▶ **The exercise**:
In the data, extract each line that holds the string "date".

▶ **Available data**:
============================================================
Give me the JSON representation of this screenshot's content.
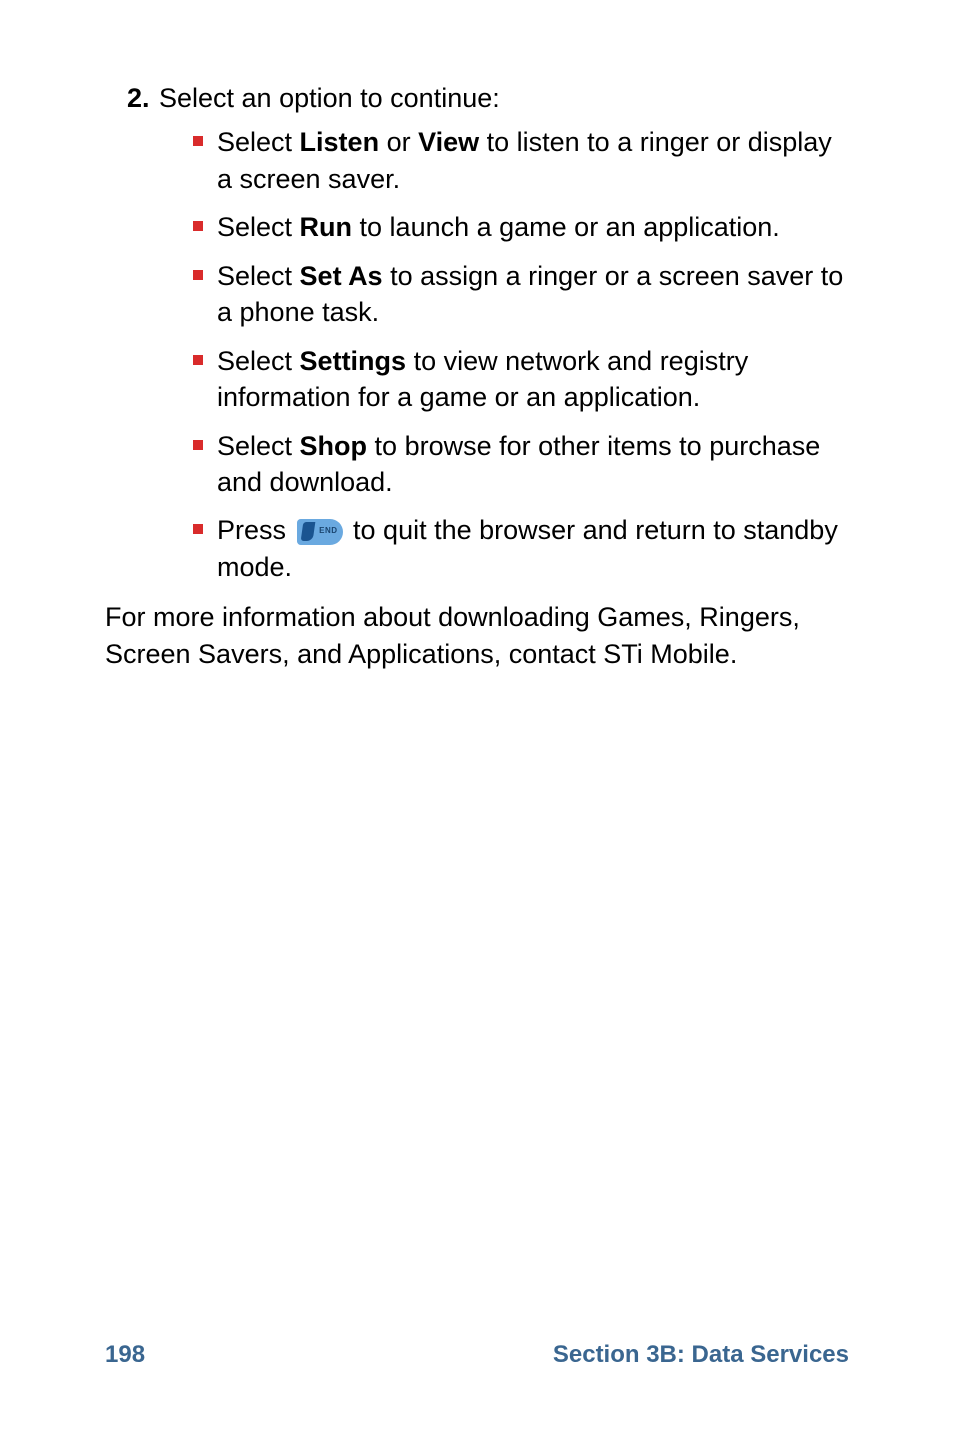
{
  "step": {
    "number": "2.",
    "text": "Select an option to continue:"
  },
  "bullets": [
    {
      "prefix": "Select ",
      "bold1": "Listen",
      "mid": " or ",
      "bold2": "View",
      "suffix": " to listen to a ringer or display a screen saver."
    },
    {
      "prefix": "Select ",
      "bold1": "Run",
      "suffix": " to launch a game or an application."
    },
    {
      "prefix": "Select ",
      "bold1": "Set As",
      "suffix": " to assign a ringer or a screen saver to a phone task."
    },
    {
      "prefix": "Select ",
      "bold1": "Settings",
      "suffix": " to view network and registry information for a game or an application."
    },
    {
      "prefix": "Select ",
      "bold1": "Shop",
      "suffix": " to browse for other items to purchase and download."
    }
  ],
  "press_bullet": {
    "prefix": "Press ",
    "suffix": " to quit the browser and return to standby mode."
  },
  "closing": "For more information about downloading Games, Ringers, Screen Savers, and Applications, contact STi Mobile.",
  "footer": {
    "page": "198",
    "section": "Section 3B: Data Services"
  }
}
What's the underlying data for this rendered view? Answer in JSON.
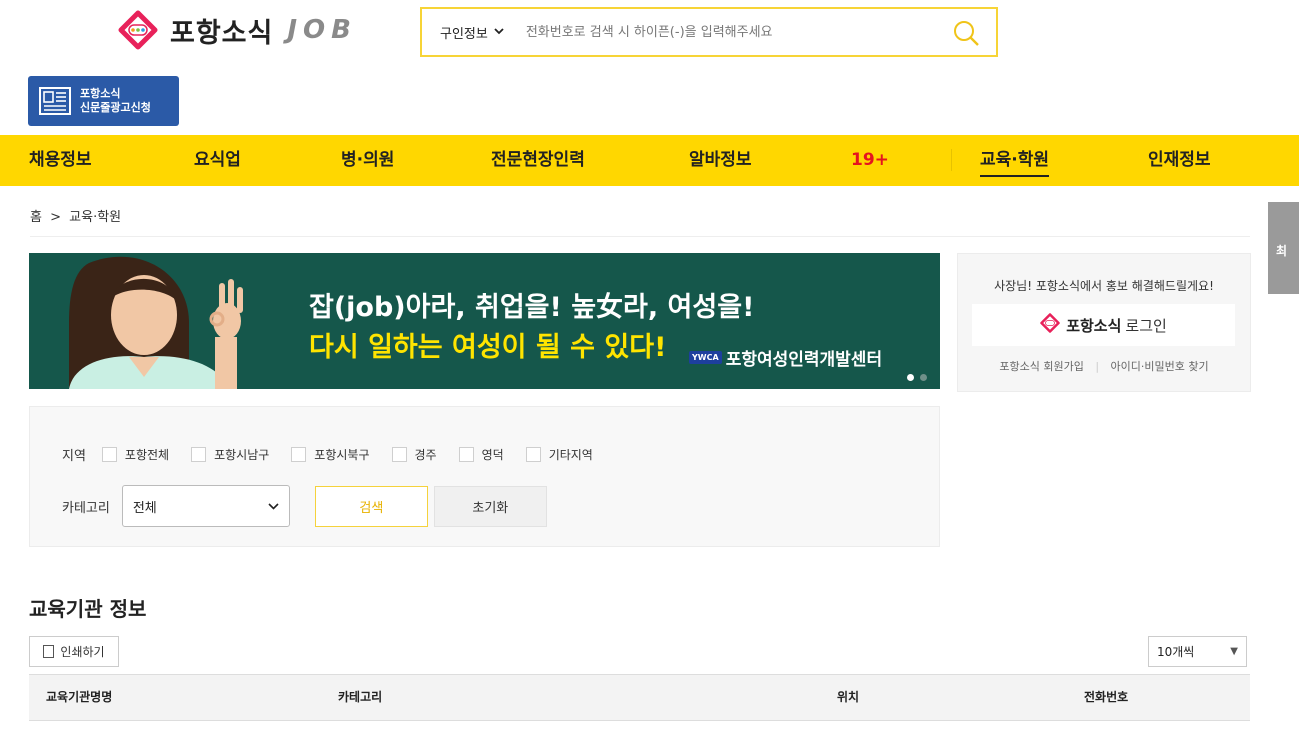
{
  "header": {
    "logo_text": "포항소식",
    "logo_job": "JOB",
    "search": {
      "category": "구인정보",
      "placeholder": "전화번호로 검색 시 하이픈(-)을 입력해주세요"
    },
    "ad_button": {
      "line1": "포항소식",
      "line2": "신문줄광고신청"
    }
  },
  "nav": {
    "items": [
      {
        "label": "채용정보"
      },
      {
        "label": "요식업"
      },
      {
        "label": "병·의원"
      },
      {
        "label": "전문현장인력"
      },
      {
        "label": "알바정보"
      },
      {
        "label": "19+"
      },
      {
        "label": "교육·학원"
      },
      {
        "label": "인재정보"
      }
    ],
    "active": "교육·학원"
  },
  "breadcrumb": {
    "home": "홈",
    "separator": ">",
    "current": "교육·학원"
  },
  "side_tab": {
    "label": "최"
  },
  "banner": {
    "line1": "잡(job)아라, 취업을! 높女라, 여성을!",
    "line2": "다시 일하는 여성이 될 수 있다!",
    "org_badge": "YWCA",
    "org": "포항여성인력개발센터",
    "slide_count": 2,
    "active_slide": 1
  },
  "login": {
    "message": "사장님! 포항소식에서 홍보 해결해드릴게요!",
    "brand": "포항소식",
    "action": "로그인",
    "signup": "포항소식 회원가입",
    "find": "아이디·비밀번호 찾기"
  },
  "filter": {
    "region_label": "지역",
    "regions": [
      "포항전체",
      "포항시남구",
      "포항시북구",
      "경주",
      "영덕",
      "기타지역"
    ],
    "category_label": "카테고리",
    "category_value": "전체",
    "search_label": "검색",
    "reset_label": "초기화"
  },
  "section": {
    "title": "교육기관 정보",
    "print_label": "인쇄하기",
    "per_page": "10개씩",
    "columns": [
      "교육기관명명",
      "카테고리",
      "위치",
      "전화번호"
    ]
  },
  "colors": {
    "nav_bg": "#ffd700",
    "nav_highlight": "#e5141f",
    "search_border": "#f7d436",
    "banner_bg": "#15574b",
    "banner_accent": "#ffe400",
    "ad_button_bg": "#2b5aa7"
  }
}
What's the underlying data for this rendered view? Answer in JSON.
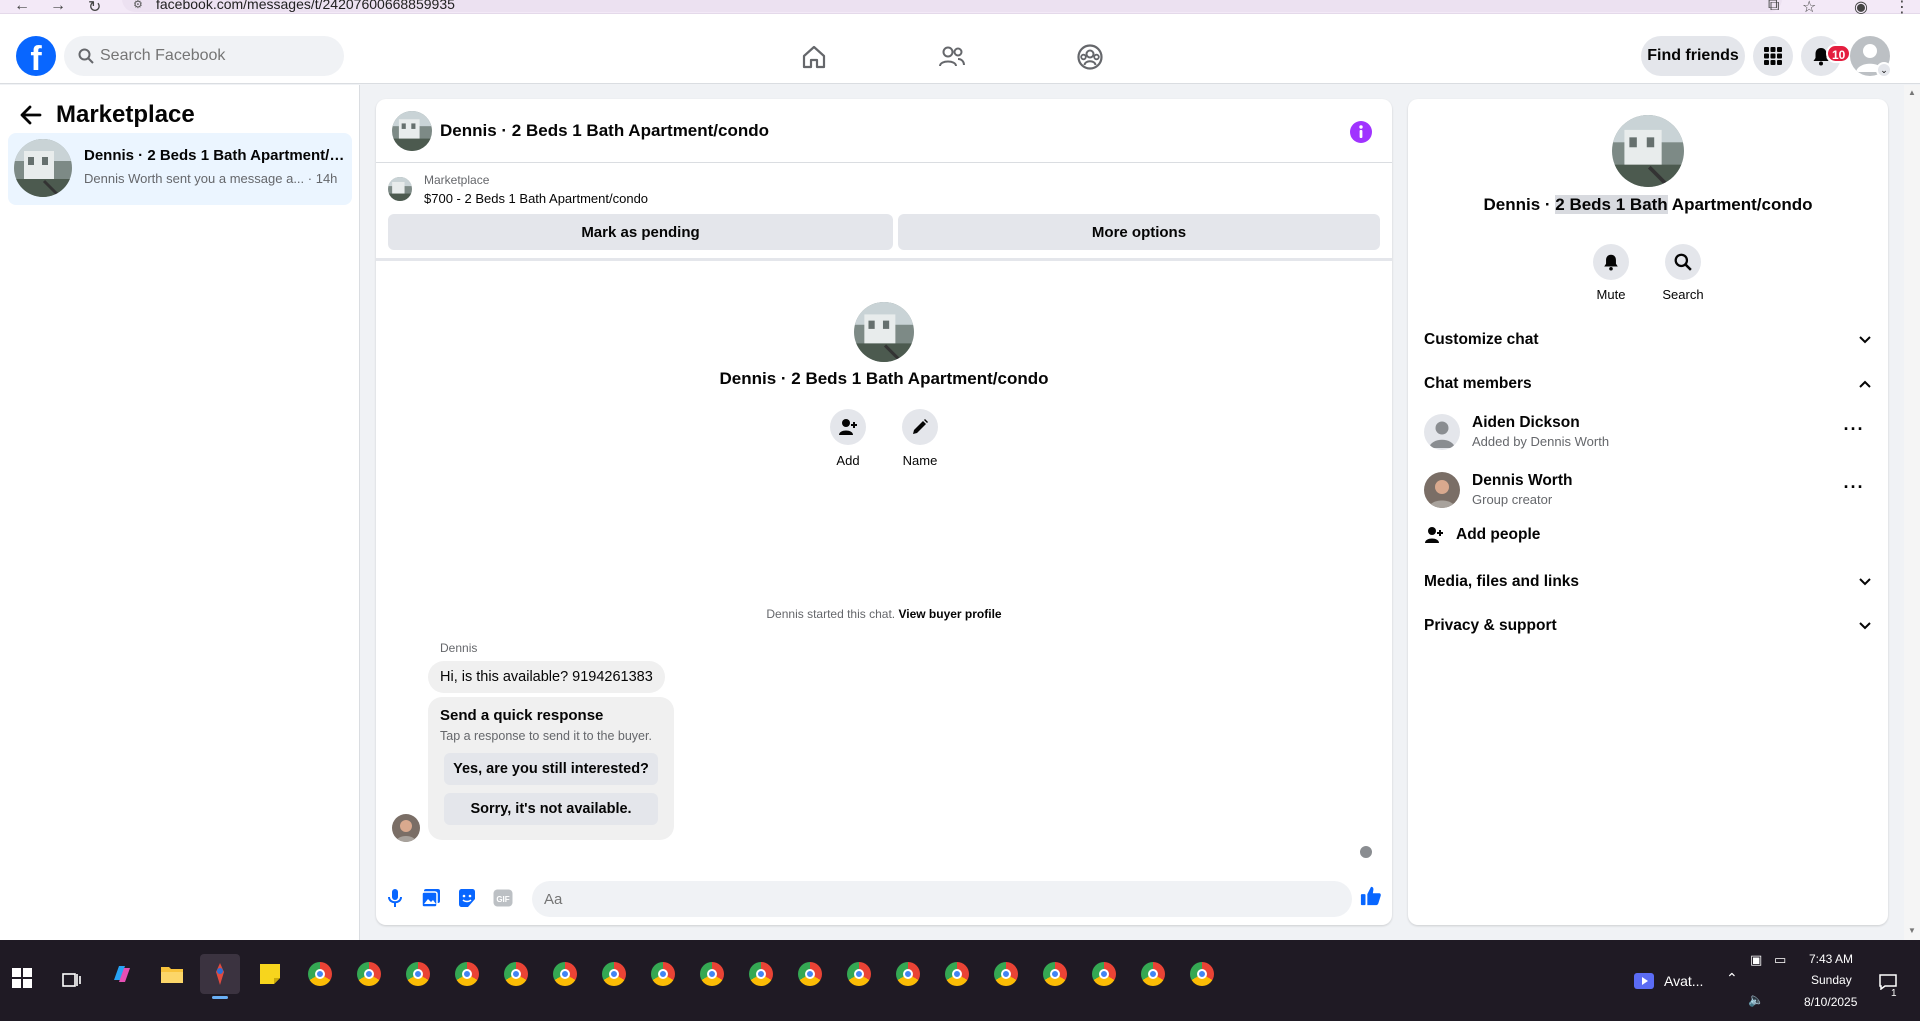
{
  "browser": {
    "url": "facebook.com/messages/t/24207600668859935"
  },
  "topbar": {
    "search_placeholder": "Search Facebook",
    "find_friends_label": "Find friends",
    "notification_count": "10"
  },
  "sidebar": {
    "title": "Marketplace",
    "conversation": {
      "title": "Dennis · 2 Beds 1 Bath Apartment/condo",
      "preview": "Dennis Worth sent you a message a...",
      "time": "· 14h"
    }
  },
  "chat": {
    "header_title": "Dennis · 2 Beds 1 Bath Apartment/condo",
    "marketplace_label": "Marketplace",
    "listing": "$700 - 2 Beds 1 Bath Apartment/condo",
    "mark_pending_label": "Mark as pending",
    "more_options_label": "More options",
    "intro_title": "Dennis · 2 Beds 1 Bath Apartment/condo",
    "add_label": "Add",
    "name_label": "Name",
    "started_text": "Dennis started this chat.",
    "view_profile_label": "View buyer profile",
    "sender_name": "Dennis",
    "message": "Hi, is this available? 9194261383",
    "quick_title": "Send a quick response",
    "quick_sub": "Tap a response to send it to the buyer.",
    "quick_yes": "Yes, are you still interested?",
    "quick_no": "Sorry, it's not available.",
    "composer_placeholder": "Aa"
  },
  "info_panel": {
    "title_pre": "Dennis · ",
    "title_hl": "2 Beds 1 Bath",
    "title_post": " Apartment/condo",
    "mute_label": "Mute",
    "search_label": "Search",
    "customize_label": "Customize chat",
    "members_label": "Chat members",
    "members": [
      {
        "name": "Aiden Dickson",
        "sub": "Added by Dennis Worth"
      },
      {
        "name": "Dennis Worth",
        "sub": "Group creator"
      }
    ],
    "add_people_label": "Add people",
    "media_label": "Media, files and links",
    "privacy_label": "Privacy & support"
  },
  "taskbar": {
    "app_label": "Avat...",
    "time": "7:43 AM",
    "day": "Sunday",
    "date": "8/10/2025",
    "chat_badge": "1"
  },
  "colors": {
    "fb_blue": "#0866ff",
    "selected_bg": "#ebf5ff",
    "info_purple": "#a033ff",
    "notif_red": "#e41e3f"
  }
}
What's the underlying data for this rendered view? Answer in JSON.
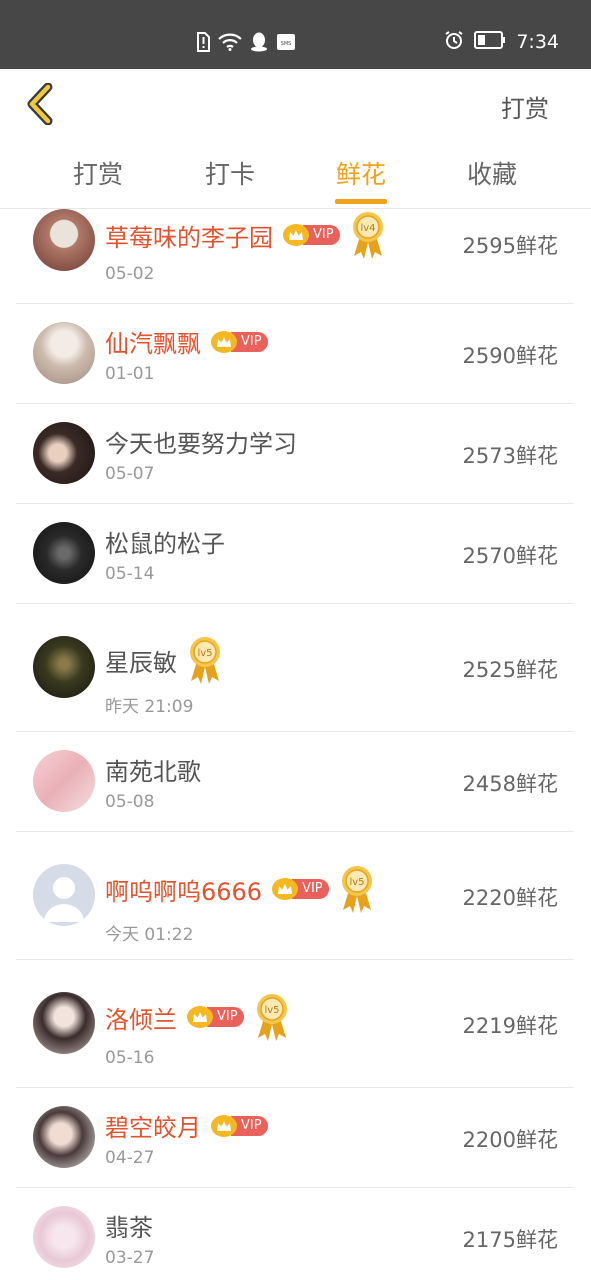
{
  "status_bar": {
    "time": "7:34",
    "sms_label": "SMS",
    "icons": [
      "sim-alert-icon",
      "wifi-icon",
      "qq-icon",
      "sms-icon",
      "alarm-icon",
      "battery-icon"
    ]
  },
  "header": {
    "back_icon": "chevron-left-icon",
    "action_label": "打赏"
  },
  "tabs": [
    {
      "label": "打赏",
      "active": false
    },
    {
      "label": "打卡",
      "active": false
    },
    {
      "label": "鲜花",
      "active": true
    },
    {
      "label": "收藏",
      "active": false
    }
  ],
  "colors": {
    "accent": "#f0a21c",
    "vip_name": "#e2532f",
    "vip_tag": "#e8615a",
    "status_bar": "#474747"
  },
  "list": [
    {
      "name": "草莓味的李子园",
      "vip": true,
      "level": "lv4",
      "date": "05-02",
      "amount": "2595鲜花"
    },
    {
      "name": "仙汽飘飘",
      "vip": true,
      "level": "",
      "date": "01-01",
      "amount": "2590鲜花"
    },
    {
      "name": "今天也要努力学习",
      "vip": false,
      "level": "",
      "date": "05-07",
      "amount": "2573鲜花"
    },
    {
      "name": "松鼠的松子",
      "vip": false,
      "level": "",
      "date": "05-14",
      "amount": "2570鲜花"
    },
    {
      "name": "星辰敏",
      "vip": false,
      "level": "lv5",
      "date": "昨天 21:09",
      "amount": "2525鲜花"
    },
    {
      "name": "南苑北歌",
      "vip": false,
      "level": "",
      "date": "05-08",
      "amount": "2458鲜花"
    },
    {
      "name": "啊呜啊呜6666",
      "vip": true,
      "level": "lv5",
      "date": "今天 01:22",
      "amount": "2220鲜花"
    },
    {
      "name": "洛倾兰",
      "vip": true,
      "level": "lv5",
      "date": "05-16",
      "amount": "2219鲜花"
    },
    {
      "name": "碧空皎月",
      "vip": true,
      "level": "",
      "date": "04-27",
      "amount": "2200鲜花"
    },
    {
      "name": "翡茶",
      "vip": false,
      "level": "",
      "date": "03-27",
      "amount": "2175鲜花"
    }
  ],
  "vip_label": "VIP"
}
============================================================
▶ **The answer**:
    "date": "8/10/2025",
      "date": "05-02",
      "date": "01-01",
      "date": "05-07",
      "date": "05-14",
      "date": "昨天 21:09",
      "date": "05-08",
      "date": "今天 01:22",
      "date": "05-16",
      "date": "04-27",
      "date": "03-27",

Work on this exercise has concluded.